Trabajo requerido:
Reúne y copia cada línea de las entradas que contenga la cadena "series". Se distinguen mayúsculas de minúsculas.

Entradas dadas:
########
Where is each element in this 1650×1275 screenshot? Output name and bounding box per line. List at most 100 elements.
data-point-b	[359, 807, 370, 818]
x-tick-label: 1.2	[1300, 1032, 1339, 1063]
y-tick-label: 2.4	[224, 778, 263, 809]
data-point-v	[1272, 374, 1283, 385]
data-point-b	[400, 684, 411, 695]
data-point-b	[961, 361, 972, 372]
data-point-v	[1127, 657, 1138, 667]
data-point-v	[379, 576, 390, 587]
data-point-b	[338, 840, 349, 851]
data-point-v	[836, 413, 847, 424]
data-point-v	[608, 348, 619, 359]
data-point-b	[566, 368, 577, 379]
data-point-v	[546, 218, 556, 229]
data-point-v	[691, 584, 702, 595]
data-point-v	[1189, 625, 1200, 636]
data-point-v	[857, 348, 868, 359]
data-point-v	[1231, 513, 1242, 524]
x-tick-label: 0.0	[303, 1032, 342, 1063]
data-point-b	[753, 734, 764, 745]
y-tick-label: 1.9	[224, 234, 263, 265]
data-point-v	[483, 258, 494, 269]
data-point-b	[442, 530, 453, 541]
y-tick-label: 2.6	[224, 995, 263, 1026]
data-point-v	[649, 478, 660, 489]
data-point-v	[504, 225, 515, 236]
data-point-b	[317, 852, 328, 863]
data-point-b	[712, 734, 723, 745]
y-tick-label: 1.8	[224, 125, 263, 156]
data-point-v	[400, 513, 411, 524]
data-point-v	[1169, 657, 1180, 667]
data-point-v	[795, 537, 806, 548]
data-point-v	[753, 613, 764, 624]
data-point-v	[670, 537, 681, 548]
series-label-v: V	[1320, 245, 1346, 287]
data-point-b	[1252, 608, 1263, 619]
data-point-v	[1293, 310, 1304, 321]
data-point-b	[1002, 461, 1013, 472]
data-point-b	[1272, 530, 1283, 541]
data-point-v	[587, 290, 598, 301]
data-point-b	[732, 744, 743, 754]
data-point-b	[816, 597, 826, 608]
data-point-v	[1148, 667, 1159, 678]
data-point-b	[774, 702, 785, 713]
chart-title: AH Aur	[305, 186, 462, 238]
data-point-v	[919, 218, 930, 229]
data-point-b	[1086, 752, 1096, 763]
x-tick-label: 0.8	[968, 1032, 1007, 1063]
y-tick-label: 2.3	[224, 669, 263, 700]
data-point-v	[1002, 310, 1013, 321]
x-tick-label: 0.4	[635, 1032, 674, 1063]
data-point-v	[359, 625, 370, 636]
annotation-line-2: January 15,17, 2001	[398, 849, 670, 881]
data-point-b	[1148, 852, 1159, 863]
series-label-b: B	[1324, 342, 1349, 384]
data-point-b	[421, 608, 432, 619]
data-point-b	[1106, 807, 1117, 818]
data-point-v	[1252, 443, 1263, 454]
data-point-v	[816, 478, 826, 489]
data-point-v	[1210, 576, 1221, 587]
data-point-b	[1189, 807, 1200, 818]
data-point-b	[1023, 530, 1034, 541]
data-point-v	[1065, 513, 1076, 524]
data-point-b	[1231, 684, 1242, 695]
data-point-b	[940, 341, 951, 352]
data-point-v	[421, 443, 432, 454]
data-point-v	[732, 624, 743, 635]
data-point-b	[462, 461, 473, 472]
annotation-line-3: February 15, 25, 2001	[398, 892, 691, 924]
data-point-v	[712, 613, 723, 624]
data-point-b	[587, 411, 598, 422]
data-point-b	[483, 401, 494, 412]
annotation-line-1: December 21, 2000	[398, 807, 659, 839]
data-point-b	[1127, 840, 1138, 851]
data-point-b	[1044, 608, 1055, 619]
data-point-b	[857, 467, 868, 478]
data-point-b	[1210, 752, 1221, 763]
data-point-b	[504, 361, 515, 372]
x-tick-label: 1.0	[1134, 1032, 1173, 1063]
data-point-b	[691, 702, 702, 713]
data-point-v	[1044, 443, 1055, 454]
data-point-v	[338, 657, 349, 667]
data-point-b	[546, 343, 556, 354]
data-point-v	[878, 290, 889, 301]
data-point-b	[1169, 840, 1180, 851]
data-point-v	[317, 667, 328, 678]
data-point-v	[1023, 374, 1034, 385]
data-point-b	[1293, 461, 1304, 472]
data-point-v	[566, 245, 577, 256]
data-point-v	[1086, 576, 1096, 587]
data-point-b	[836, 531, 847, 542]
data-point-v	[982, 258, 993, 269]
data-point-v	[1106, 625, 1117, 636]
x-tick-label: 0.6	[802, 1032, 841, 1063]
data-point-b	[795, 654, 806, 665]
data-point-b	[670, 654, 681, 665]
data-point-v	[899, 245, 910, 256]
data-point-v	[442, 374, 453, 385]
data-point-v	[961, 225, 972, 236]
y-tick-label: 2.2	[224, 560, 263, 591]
########
Resultado completo:
series-label-v: V	[1320, 245, 1346, 287]
series-label-b: B	[1324, 342, 1349, 384]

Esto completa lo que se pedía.